Written problem
Return every record verbatim.

[Collection entries]
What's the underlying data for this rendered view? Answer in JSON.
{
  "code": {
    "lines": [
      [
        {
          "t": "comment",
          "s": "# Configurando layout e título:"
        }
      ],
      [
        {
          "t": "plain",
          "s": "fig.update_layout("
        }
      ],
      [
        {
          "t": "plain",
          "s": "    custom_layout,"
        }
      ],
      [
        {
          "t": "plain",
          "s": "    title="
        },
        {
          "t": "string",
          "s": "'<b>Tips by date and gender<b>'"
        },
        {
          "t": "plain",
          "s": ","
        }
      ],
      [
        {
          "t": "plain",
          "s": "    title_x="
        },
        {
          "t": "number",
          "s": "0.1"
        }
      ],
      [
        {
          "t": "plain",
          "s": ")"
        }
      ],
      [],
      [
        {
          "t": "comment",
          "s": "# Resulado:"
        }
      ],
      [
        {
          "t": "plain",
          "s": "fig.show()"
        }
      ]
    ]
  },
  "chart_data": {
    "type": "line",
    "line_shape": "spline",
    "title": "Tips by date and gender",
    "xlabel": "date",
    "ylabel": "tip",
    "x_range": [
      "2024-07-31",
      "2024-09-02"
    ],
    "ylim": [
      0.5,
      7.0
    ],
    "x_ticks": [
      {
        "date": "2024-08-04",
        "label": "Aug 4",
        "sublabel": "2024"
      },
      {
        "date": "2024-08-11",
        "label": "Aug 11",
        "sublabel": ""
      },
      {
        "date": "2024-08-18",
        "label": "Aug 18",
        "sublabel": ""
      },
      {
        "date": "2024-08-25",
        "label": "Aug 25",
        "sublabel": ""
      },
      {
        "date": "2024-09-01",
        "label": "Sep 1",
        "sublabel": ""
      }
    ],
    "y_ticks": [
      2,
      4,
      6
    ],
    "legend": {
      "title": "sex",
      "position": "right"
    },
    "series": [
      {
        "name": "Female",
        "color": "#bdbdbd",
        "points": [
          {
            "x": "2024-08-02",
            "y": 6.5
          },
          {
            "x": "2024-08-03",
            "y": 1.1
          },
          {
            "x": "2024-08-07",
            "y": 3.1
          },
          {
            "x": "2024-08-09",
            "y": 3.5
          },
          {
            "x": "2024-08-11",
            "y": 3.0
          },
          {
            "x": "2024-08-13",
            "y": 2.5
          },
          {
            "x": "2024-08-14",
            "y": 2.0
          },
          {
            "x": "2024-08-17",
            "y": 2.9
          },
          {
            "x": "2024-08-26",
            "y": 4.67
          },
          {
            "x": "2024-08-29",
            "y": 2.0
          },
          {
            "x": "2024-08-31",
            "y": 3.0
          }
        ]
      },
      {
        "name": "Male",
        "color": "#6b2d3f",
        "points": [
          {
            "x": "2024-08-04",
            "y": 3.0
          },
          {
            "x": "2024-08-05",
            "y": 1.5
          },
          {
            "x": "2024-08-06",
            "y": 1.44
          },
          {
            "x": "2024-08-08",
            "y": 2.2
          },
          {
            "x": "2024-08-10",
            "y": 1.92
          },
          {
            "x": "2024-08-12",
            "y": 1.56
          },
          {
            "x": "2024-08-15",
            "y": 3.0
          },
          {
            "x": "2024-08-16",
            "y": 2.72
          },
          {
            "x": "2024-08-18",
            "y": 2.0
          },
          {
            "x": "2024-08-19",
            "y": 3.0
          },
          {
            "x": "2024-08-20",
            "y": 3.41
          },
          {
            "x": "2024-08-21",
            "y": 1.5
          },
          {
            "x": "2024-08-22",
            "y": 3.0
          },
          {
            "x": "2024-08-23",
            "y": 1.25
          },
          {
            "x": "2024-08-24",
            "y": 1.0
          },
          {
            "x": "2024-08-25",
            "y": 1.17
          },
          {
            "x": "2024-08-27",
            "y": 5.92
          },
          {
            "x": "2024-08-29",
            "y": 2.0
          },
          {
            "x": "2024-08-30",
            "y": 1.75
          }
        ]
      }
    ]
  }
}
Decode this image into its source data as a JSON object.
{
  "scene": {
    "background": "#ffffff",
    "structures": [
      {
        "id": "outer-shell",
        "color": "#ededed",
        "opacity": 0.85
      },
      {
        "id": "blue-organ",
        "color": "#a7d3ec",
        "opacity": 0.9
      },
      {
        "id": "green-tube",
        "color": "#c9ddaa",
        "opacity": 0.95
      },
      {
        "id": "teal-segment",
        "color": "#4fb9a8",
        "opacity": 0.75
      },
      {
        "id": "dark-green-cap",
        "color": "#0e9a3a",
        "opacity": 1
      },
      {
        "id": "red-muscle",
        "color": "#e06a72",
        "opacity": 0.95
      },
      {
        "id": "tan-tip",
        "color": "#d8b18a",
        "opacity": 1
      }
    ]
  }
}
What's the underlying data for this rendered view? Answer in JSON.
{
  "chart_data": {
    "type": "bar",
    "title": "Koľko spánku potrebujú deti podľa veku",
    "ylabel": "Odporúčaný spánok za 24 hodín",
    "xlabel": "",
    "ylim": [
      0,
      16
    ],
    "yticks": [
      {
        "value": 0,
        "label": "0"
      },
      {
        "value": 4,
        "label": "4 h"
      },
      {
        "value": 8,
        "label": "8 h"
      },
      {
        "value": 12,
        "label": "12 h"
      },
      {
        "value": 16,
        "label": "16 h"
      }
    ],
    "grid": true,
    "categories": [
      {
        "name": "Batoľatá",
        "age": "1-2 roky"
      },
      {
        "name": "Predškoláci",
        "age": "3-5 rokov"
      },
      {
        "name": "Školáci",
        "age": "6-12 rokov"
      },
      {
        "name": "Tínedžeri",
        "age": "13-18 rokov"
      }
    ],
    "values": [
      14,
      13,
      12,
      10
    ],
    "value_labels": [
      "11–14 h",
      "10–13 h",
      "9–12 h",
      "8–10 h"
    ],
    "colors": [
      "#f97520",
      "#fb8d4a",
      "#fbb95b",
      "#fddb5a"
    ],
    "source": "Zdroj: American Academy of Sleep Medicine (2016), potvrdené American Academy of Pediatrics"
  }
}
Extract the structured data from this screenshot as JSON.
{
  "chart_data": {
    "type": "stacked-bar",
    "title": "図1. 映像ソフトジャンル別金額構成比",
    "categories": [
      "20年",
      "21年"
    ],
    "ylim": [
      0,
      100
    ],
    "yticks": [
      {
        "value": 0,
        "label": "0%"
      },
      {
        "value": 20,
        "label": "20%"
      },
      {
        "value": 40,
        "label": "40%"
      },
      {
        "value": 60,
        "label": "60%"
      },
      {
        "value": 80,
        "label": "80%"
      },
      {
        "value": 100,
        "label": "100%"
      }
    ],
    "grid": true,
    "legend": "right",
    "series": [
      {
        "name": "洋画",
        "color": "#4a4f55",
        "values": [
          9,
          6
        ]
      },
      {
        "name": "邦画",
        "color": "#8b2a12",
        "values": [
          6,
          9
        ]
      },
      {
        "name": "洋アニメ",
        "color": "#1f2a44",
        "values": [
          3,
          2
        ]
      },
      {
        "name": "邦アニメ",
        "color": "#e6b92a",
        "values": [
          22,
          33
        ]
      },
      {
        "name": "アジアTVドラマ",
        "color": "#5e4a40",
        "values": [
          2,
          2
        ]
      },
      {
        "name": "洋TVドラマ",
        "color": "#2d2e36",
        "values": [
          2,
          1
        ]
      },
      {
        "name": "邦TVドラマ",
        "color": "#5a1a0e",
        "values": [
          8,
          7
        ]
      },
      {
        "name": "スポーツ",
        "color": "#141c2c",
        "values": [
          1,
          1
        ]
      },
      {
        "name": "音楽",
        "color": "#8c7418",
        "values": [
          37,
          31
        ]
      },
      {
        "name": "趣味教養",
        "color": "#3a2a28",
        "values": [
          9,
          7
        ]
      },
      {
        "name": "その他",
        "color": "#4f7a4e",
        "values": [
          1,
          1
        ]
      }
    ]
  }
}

Reply to the task
What's the underlying data for this rendered view? Answer in JSON.
{
  "code": {
    "lines": [
      [
        {
          "t": "comment",
          "s": "# Configurando layout e título:"
        }
      ],
      [
        {
          "t": "plain",
          "s": "fig.update_layout("
        }
      ],
      [
        {
          "t": "plain",
          "s": "    custom_layout,"
        }
      ],
      [
        {
          "t": "plain",
          "s": "    title="
        },
        {
          "t": "string",
          "s": "'<b>Tips by date and gender<b>'"
        },
        {
          "t": "plain",
          "s": ","
        }
      ],
      [
        {
          "t": "plain",
          "s": "    title_x="
        },
        {
          "t": "number",
          "s": "0.1"
        }
      ],
      [
        {
          "t": "plain",
          "s": ")"
        }
      ],
      [],
      [
        {
          "t": "comment",
          "s": "# Resulado:"
        }
      ],
      [
        {
          "t": "plain",
          "s": "fig.show()"
        }
      ]
    ]
  },
  "chart_data": {
    "type": "line",
    "line_shape": "spline",
    "title": "Tips by date and gender",
    "xlabel": "date",
    "ylabel": "tip",
    "x_range": [
      "2024-07-31",
      "2024-09-02"
    ],
    "ylim": [
      0.5,
      7.0
    ],
    "x_ticks": [
      {
        "date": "2024-08-04",
        "label": "Aug 4",
        "sublabel": "2024"
      },
      {
        "date": "2024-08-11",
        "label": "Aug 11",
        "sublabel": ""
      },
      {
        "date": "2024-08-18",
        "label": "Aug 18",
        "sublabel": ""
      },
      {
        "date": "2024-08-25",
        "label": "Aug 25",
        "sublabel": ""
      },
      {
        "date": "2024-09-01",
        "label": "Sep 1",
        "sublabel": ""
      }
    ],
    "y_ticks": [
      2,
      4,
      6
    ],
    "legend": {
      "title": "sex",
      "position": "right"
    },
    "series": [
      {
        "name": "Female",
        "color": "#bdbdbd",
        "points": [
          {
            "x": "2024-08-02",
            "y": 6.5
          },
          {
            "x": "2024-08-03",
            "y": 1.1
          },
          {
            "x": "2024-08-07",
            "y": 3.1
          },
          {
            "x": "2024-08-09",
            "y": 3.5
          },
          {
            "x": "2024-08-11",
            "y": 3.0
          },
          {
            "x": "2024-08-13",
            "y": 2.5
          },
          {
            "x": "2024-08-14",
            "y": 2.0
          },
          {
            "x": "2024-08-17",
            "y": 2.9
          },
          {
            "x": "2024-08-26",
            "y": 4.67
          },
          {
            "x": "2024-08-29",
            "y": 2.0
          },
          {
            "x": "2024-08-31",
            "y": 3.0
          }
        ]
      },
      {
        "name": "Male",
        "color": "#6b2d3f",
        "points": [
          {
            "x": "2024-08-04",
            "y": 3.0
          },
          {
            "x": "2024-08-05",
            "y": 1.5
          },
          {
            "x": "2024-08-06",
            "y": 1.44
          },
          {
            "x": "2024-08-08",
            "y": 2.2
          },
          {
            "x": "2024-08-10",
            "y": 1.92
          },
          {
            "x": "2024-08-12",
            "y": 1.56
          },
          {
            "x": "2024-08-15",
            "y": 3.0
          },
          {
            "x": "2024-08-16",
            "y": 2.72
          },
          {
            "x": "2024-08-18",
            "y": 2.0
          },
          {
            "x": "2024-08-19",
            "y": 3.0
          },
          {
            "x": "2024-08-20",
            "y": 3.41
          },
          {
            "x": "2024-08-21",
            "y": 1.5
          },
          {
            "x": "2024-08-22",
            "y": 3.0
          },
          {
            "x": "2024-08-23",
            "y": 1.25
          },
          {
            "x": "2024-08-24",
            "y": 1.0
          },
          {
            "x": "2024-08-25",
            "y": 1.17
          },
          {
            "x": "2024-08-27",
            "y": 5.92
          },
          {
            "x": "2024-08-29",
            "y": 2.0
          },
          {
            "x": "2024-08-30",
            "y": 1.75
          }
        ]
      }
    ]
  }
}
Decode this image into its source data as a JSON object.
{
  "scene": {
    "background": "#ffffff",
    "structures": [
      {
        "id": "outer-shell",
        "color": "#ededed",
        "opacity": 0.85
      },
      {
        "id": "blue-organ",
        "color": "#a7d3ec",
        "opacity": 0.9
      },
      {
        "id": "green-tube",
        "color": "#c9ddaa",
        "opacity": 0.95
      },
      {
        "id": "teal-segment",
        "color": "#4fb9a8",
        "opacity": 0.75
      },
      {
        "id": "dark-green-cap",
        "color": "#0e9a3a",
        "opacity": 1
      },
      {
        "id": "red-muscle",
        "color": "#e06a72",
        "opacity": 0.95
      },
      {
        "id": "tan-tip",
        "color": "#d8b18a",
        "opacity": 1
      }
    ]
  }
}
What's the underlying data for this rendered view? Answer in JSON.
{
  "chart_data": {
    "type": "bar",
    "title": "Koľko spánku potrebujú deti podľa veku",
    "ylabel": "Odporúčaný spánok za 24 hodín",
    "xlabel": "",
    "ylim": [
      0,
      16
    ],
    "yticks": [
      {
        "value": 0,
        "label": "0"
      },
      {
        "value": 4,
        "label": "4 h"
      },
      {
        "value": 8,
        "label": "8 h"
      },
      {
        "value": 12,
        "label": "12 h"
      },
      {
        "value": 16,
        "label": "16 h"
      }
    ],
    "grid": true,
    "categories": [
      {
        "name": "Batoľatá",
        "age": "1-2 roky"
      },
      {
        "name": "Predškoláci",
        "age": "3-5 rokov"
      },
      {
        "name": "Školáci",
        "age": "6-12 rokov"
      },
      {
        "name": "Tínedžeri",
        "age": "13-18 rokov"
      }
    ],
    "values": [
      14,
      13,
      12,
      10
    ],
    "value_labels": [
      "11–14 h",
      "10–13 h",
      "9–12 h",
      "8–10 h"
    ],
    "colors": [
      "#f97520",
      "#fb8d4a",
      "#fbb95b",
      "#fddb5a"
    ],
    "source": "Zdroj: American Academy of Sleep Medicine (2016), potvrdené American Academy of Pediatrics"
  }
}
Extract the structured data from this screenshot as JSON.
{
  "chart_data": {
    "type": "stacked-bar",
    "title": "図1. 映像ソフトジャンル別金額構成比",
    "categories": [
      "20年",
      "21年"
    ],
    "ylim": [
      0,
      100
    ],
    "yticks": [
      {
        "value": 0,
        "label": "0%"
      },
      {
        "value": 20,
        "label": "20%"
      },
      {
        "value": 40,
        "label": "40%"
      },
      {
        "value": 60,
        "label": "60%"
      },
      {
        "value": 80,
        "label": "80%"
      },
      {
        "value": 100,
        "label": "100%"
      }
    ],
    "grid": true,
    "legend": "right",
    "series": [
      {
        "name": "洋画",
        "color": "#4a4f55",
        "values": [
          9,
          6
        ]
      },
      {
        "name": "邦画",
        "color": "#8b2a12",
        "values": [
          6,
          9
        ]
      },
      {
        "name": "洋アニメ",
        "color": "#1f2a44",
        "values": [
          3,
          2
        ]
      },
      {
        "name": "邦アニメ",
        "color": "#e6b92a",
        "values": [
          22,
          33
        ]
      },
      {
        "name": "アジアTVドラマ",
        "color": "#5e4a40",
        "values": [
          2,
          2
        ]
      },
      {
        "name": "洋TVドラマ",
        "color": "#2d2e36",
        "values": [
          2,
          1
        ]
      },
      {
        "name": "邦TVドラマ",
        "color": "#5a1a0e",
        "values": [
          8,
          7
        ]
      },
      {
        "name": "スポーツ",
        "color": "#141c2c",
        "values": [
          1,
          1
        ]
      },
      {
        "name": "音楽",
        "color": "#8c7418",
        "values": [
          37,
          31
        ]
      },
      {
        "name": "趣味教養",
        "color": "#3a2a28",
        "values": [
          9,
          7
        ]
      },
      {
        "name": "その他",
        "color": "#4f7a4e",
        "values": [
          1,
          1
        ]
      }
    ]
  }
}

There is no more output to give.